◆ **Required task**: From the records below, extract all the text exactly and leave the images behind.

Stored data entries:
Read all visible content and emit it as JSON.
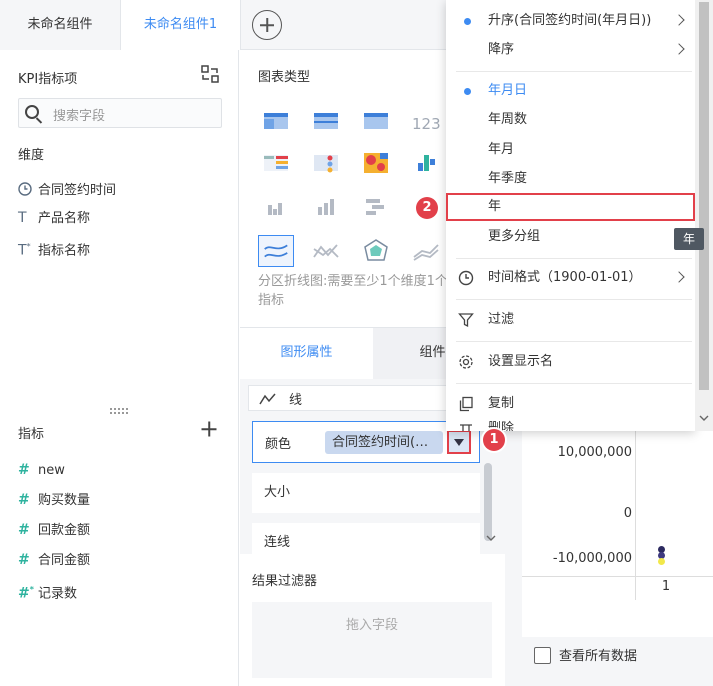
{
  "tabs": [
    "未命名组件",
    "未命名组件1"
  ],
  "left": {
    "kpi_title": "KPI指标项",
    "search_placeholder": "搜索字段",
    "dimension_title": "维度",
    "dimensions": [
      "合同签约时间",
      "产品名称",
      "指标名称"
    ],
    "metric_title": "指标",
    "metrics": [
      "new",
      "购买数量",
      "回款金额",
      "合同金额",
      "记录数"
    ]
  },
  "middle": {
    "chart_type_title": "图表类型",
    "chart_desc": "分区折线图:需要至少1个维度1个指标",
    "prop_tabs": [
      "图形属性",
      "组件样"
    ],
    "line_label": "线",
    "color_label": "颜色",
    "color_field": "合同签约时间(…",
    "size_label": "大小",
    "connect_label": "连线",
    "filter_title": "结果过滤器",
    "drop_hint": "拖入字段"
  },
  "chart": {
    "y_ticks": [
      "10,000,000",
      "0",
      "-10,000,000"
    ],
    "x_tick": "1",
    "see_all": "查看所有数据"
  },
  "menu": {
    "sort_asc": "升序(合同签约时间(年月日))",
    "sort_desc": "降序",
    "groups": [
      "年月日",
      "年周数",
      "年月",
      "年季度",
      "年",
      "更多分组"
    ],
    "time_format": "时间格式（1900-01-01）",
    "filter": "过滤",
    "set_name": "设置显示名",
    "copy": "复制",
    "delete": "删除",
    "tooltip": "年"
  },
  "badges": [
    "1",
    "2"
  ],
  "colors": {
    "accent": "#3d8bf2",
    "highlight": "#e2404a",
    "teal": "#2fb39f"
  }
}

◆ **The completed task**:
Read all visible content and emit it as JSON.
{
  "tabs": [
    "未命名组件",
    "未命名组件1"
  ],
  "left": {
    "kpi_title": "KPI指标项",
    "search_placeholder": "搜索字段",
    "dimension_title": "维度",
    "dimensions": [
      "合同签约时间",
      "产品名称",
      "指标名称"
    ],
    "metric_title": "指标",
    "metrics": [
      "new",
      "购买数量",
      "回款金额",
      "合同金额",
      "记录数"
    ]
  },
  "middle": {
    "chart_type_title": "图表类型",
    "chart_desc": "分区折线图:需要至少1个维度1个指标",
    "prop_tabs": [
      "图形属性",
      "组件样"
    ],
    "line_label": "线",
    "color_label": "颜色",
    "color_field": "合同签约时间(…",
    "size_label": "大小",
    "connect_label": "连线",
    "filter_title": "结果过滤器",
    "drop_hint": "拖入字段"
  },
  "chart": {
    "y_ticks": [
      "10,000,000",
      "0",
      "-10,000,000"
    ],
    "x_tick": "1",
    "see_all": "查看所有数据"
  },
  "menu": {
    "sort_asc": "升序(合同签约时间(年月日))",
    "sort_desc": "降序",
    "groups": [
      "年月日",
      "年周数",
      "年月",
      "年季度",
      "年",
      "更多分组"
    ],
    "time_format": "时间格式（1900-01-01）",
    "filter": "过滤",
    "set_name": "设置显示名",
    "copy": "复制",
    "delete": "删除",
    "tooltip": "年"
  },
  "badges": [
    "1",
    "2"
  ],
  "colors": {
    "accent": "#3d8bf2",
    "highlight": "#e2404a",
    "teal": "#2fb39f"
  }
}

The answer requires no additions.